#### [RECORDED INFORMATION]
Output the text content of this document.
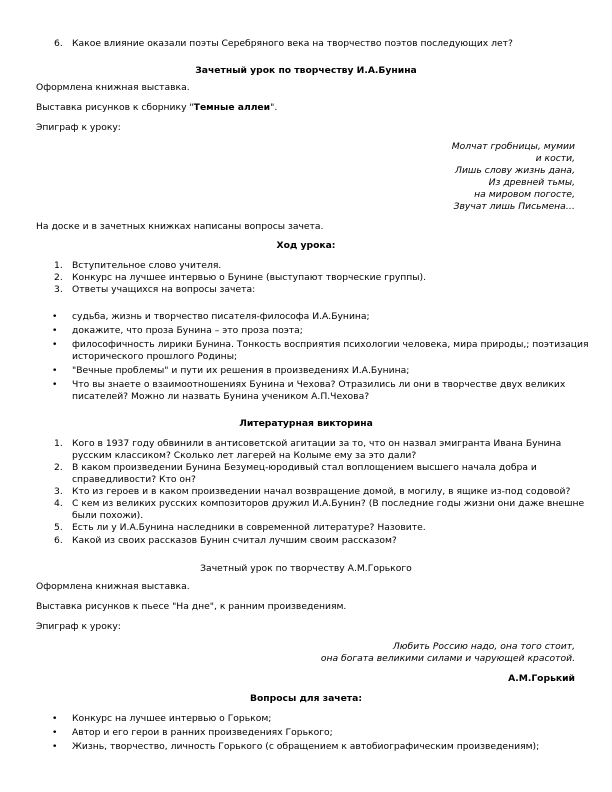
6. Какое влияние оказали поэты Серебряного века на творчество поэтов последующих лет?
Зачетный урок по творчеству И.А.Бунина
Оформлена книжная выставка.
Выставка рисунков к сборнику "Темные аллеи".
Эпиграф к уроку:
Молчат гробницы, мумии
и кости,
Лишь слову жизнь дана,
Из древней тьмы,
на мировом погосте,
Звучат лишь Письмена…
На доске и в зачетных книжках написаны вопросы зачета.
Ход урока:
1. Вступительное слово учителя.
2. Конкурс на лучшее интервью о Бунине (выступают творческие группы).
3. Ответы учащихся на вопросы зачета:
• судьба, жизнь и творчество писателя-философа И.А.Бунина;
• докажите, что проза Бунина – это проза поэта;
• философичность лирики Бунина. Тонкость восприятия психологии человека, мира природы,; поэтизация
исторического прошлого Родины;
• "Вечные проблемы" и пути их решения в произведениях И.А.Бунина;
• Что вы знаете о взаимоотношениях Бунина и Чехова? Отразились ли они в творчестве двух великих
писателей? Можно ли назвать Бунина учеником А.П.Чехова?
Литературная викторина
1. Кого в 1937 году обвинили в антисоветской агитации за то, что он назвал эмигранта Ивана Бунина
русским классиком? Сколько лет лагерей на Колыме ему за это дали?
2. В каком произведении Бунина Безумец-юродивый стал воплощением высшего начала добра и
справедливости? Кто он?
3. Кто из героев и в каком произведении начал возвращение домой, в могилу, в ящике из-под содовой?
4. С кем из великих русских композиторов дружил И.А.Бунин? (В последние годы жизни они даже внешне
были похожи).
5. Есть ли у И.А.Бунина наследники в современной литературе? Назовите.
6. Какой из своих рассказов Бунин считал лучшим своим рассказом?
Зачетный урок по творчеству А.М.Горького
Оформлена книжная выставка.
Выставка рисунков к пьесе "На дне", к ранним произведениям.
Эпиграф к уроку:
Любить Россию надо, она того стоит,
она богата великими силами и чарующей красотой.
А.М.Горький
Вопросы для зачета:
• Конкурс на лучшее интервью о Горьком;
• Автор и его герои в ранних произведениях Горького;
• Жизнь, творчество, личность Горького (с обращением к автобиографическим произведениям);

#### [WHAT TO WORK ON]
Output the data above without changes, apart from leaving out the pictures.

#### [ANSWER TO THIS PROBLEM]
Output the text content of this document.
6. Какое влияние оказали поэты Серебряного века на творчество поэтов последующих лет?
Зачетный урок по творчеству И.А.Бунина
Оформлена книжная выставка.
Выставка рисунков к сборнику "Темные аллеи".
Эпиграф к уроку:
Молчат гробницы, мумии
и кости,
Лишь слову жизнь дана,
Из древней тьмы,
на мировом погосте,
Звучат лишь Письмена…
На доске и в зачетных книжках написаны вопросы зачета.
Ход урока:
1. Вступительное слово учителя.
2. Конкурс на лучшее интервью о Бунине (выступают творческие группы).
3. Ответы учащихся на вопросы зачета:
• судьба, жизнь и творчество писателя-философа И.А.Бунина;
• докажите, что проза Бунина – это проза поэта;
• философичность лирики Бунина. Тонкость восприятия психологии человека, мира природы,; поэтизация
исторического прошлого Родины;
• "Вечные проблемы" и пути их решения в произведениях И.А.Бунина;
• Что вы знаете о взаимоотношениях Бунина и Чехова? Отразились ли они в творчестве двух великих
писателей? Можно ли назвать Бунина учеником А.П.Чехова?
Литературная викторина
1. Кого в 1937 году обвинили в антисоветской агитации за то, что он назвал эмигранта Ивана Бунина
русским классиком? Сколько лет лагерей на Колыме ему за это дали?
2. В каком произведении Бунина Безумец-юродивый стал воплощением высшего начала добра и
справедливости? Кто он?
3. Кто из героев и в каком произведении начал возвращение домой, в могилу, в ящике из-под содовой?
4. С кем из великих русских композиторов дружил И.А.Бунин? (В последние годы жизни они даже внешне
были похожи).
5. Есть ли у И.А.Бунина наследники в современной литературе? Назовите.
6. Какой из своих рассказов Бунин считал лучшим своим рассказом?
Зачетный урок по творчеству А.М.Горького
Оформлена книжная выставка.
Выставка рисунков к пьесе "На дне", к ранним произведениям.
Эпиграф к уроку:
Любить Россию надо, она того стоит,
она богата великими силами и чарующей красотой.
А.М.Горький
Вопросы для зачета:
• Конкурс на лучшее интервью о Горьком;
• Автор и его герои в ранних произведениях Горького;
• Жизнь, творчество, личность Горького (с обращением к автобиографическим произведениям);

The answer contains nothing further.